#### REQUIRED WORK
List each line of the data that holds the string "在紫岚身上".

#### DATA PROVIDED
—————

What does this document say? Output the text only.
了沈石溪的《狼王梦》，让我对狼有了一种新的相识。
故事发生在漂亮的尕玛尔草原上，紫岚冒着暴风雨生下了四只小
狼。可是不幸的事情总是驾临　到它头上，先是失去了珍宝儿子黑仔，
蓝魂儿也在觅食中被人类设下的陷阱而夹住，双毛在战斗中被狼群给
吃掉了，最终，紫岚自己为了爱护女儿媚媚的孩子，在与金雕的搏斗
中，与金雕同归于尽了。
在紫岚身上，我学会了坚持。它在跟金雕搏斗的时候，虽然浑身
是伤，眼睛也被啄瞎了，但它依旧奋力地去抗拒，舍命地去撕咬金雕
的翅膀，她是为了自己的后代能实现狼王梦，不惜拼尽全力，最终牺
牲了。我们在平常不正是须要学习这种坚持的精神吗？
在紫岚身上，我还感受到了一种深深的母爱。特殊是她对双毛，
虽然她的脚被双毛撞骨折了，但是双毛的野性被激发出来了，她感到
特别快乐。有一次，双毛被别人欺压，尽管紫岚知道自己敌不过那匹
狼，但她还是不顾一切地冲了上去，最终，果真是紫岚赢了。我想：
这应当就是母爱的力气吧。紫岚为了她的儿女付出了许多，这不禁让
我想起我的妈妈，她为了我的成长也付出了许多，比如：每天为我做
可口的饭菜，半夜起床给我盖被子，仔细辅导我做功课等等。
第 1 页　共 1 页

—————

#### RESPONSE BELOW
在紫岚身上，我学会了坚持。它在跟金雕搏斗的时候，虽然浑身
在紫岚身上，我还感受到了一种深深的母爱。特殊是她对双毛，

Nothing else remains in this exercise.